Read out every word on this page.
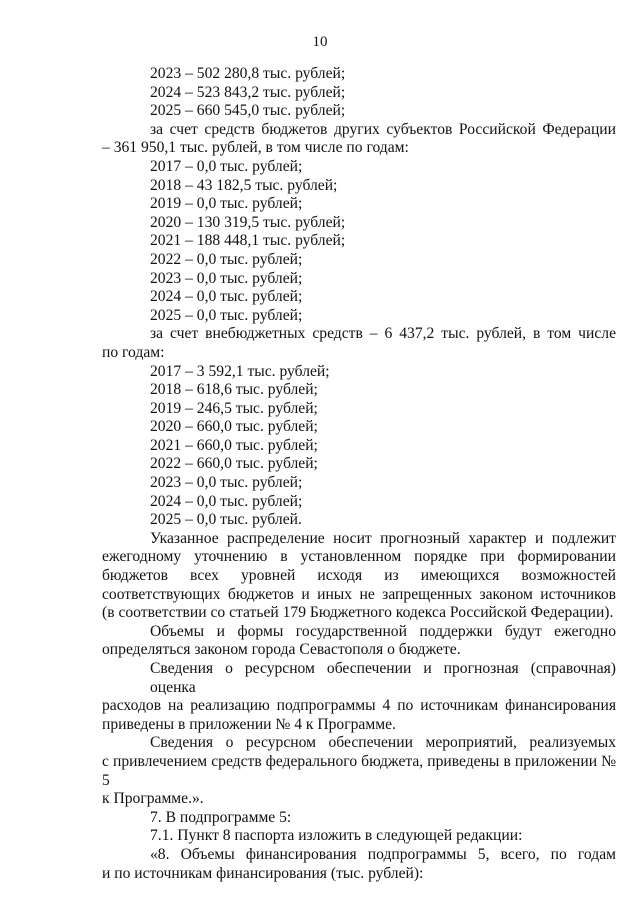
10
2023 – 502 280,8 тыс. рублей;
2024 – 523 843,2 тыс. рублей;
2025 – 660 545,0 тыс. рублей;
за счет средств бюджетов других субъектов Российской Федерации
– 361 950,1 тыс. рублей, в том числе по годам:
2017 – 0,0 тыс. рублей;
2018 – 43 182,5 тыс. рублей;
2019 – 0,0 тыс. рублей;
2020 – 130 319,5 тыс. рублей;
2021 – 188 448,1 тыс. рублей;
2022 – 0,0 тыс. рублей;
2023 – 0,0 тыс. рублей;
2024 – 0,0 тыс. рублей;
2025 – 0,0 тыс. рублей;
за счет внебюджетных средств – 6 437,2 тыс. рублей, в том числе
по годам:
2017 – 3 592,1 тыс. рублей;
2018 – 618,6 тыс. рублей;
2019 – 246,5 тыс. рублей;
2020 – 660,0 тыс. рублей;
2021 – 660,0 тыс. рублей;
2022 – 660,0 тыс. рублей;
2023 – 0,0 тыс. рублей;
2024 – 0,0 тыс. рублей;
2025 – 0,0 тыс. рублей.
Указанное распределение носит прогнозный характер и подлежит
ежегодному уточнению в установленном порядке при формировании
бюджетов всех уровней исходя из имеющихся возможностей
соответствующих бюджетов и иных не запрещенных законом источников
(в соответствии со статьей 179 Бюджетного кодекса Российской Федерации).
Объемы и формы государственной поддержки будут ежегодно
определяться законом города Севастополя о бюджете.
Сведения о ресурсном обеспечении и прогнозная (справочная) оценка
расходов на реализацию подпрограммы 4 по источникам финансирования
приведены в приложении № 4 к Программе.
Сведения о ресурсном обеспечении мероприятий, реализуемых
с привлечением средств федерального бюджета, приведены в приложении № 5
к Программе.».
7. В подпрограмме 5:
7.1. Пункт 8 паспорта изложить в следующей редакции:
«8. Объемы финансирования подпрограммы 5, всего, по годам
и по источникам финансирования (тыс. рублей):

> **GIVEN INSTRUCTION**: Select and copy every line of the listing with the word "ресурсном".

> **EXERCISE RESPONSE**:
Сведения о ресурсном обеспечении и прогнозная (справочная) оценка
Сведения о ресурсном обеспечении мероприятий, реализуемых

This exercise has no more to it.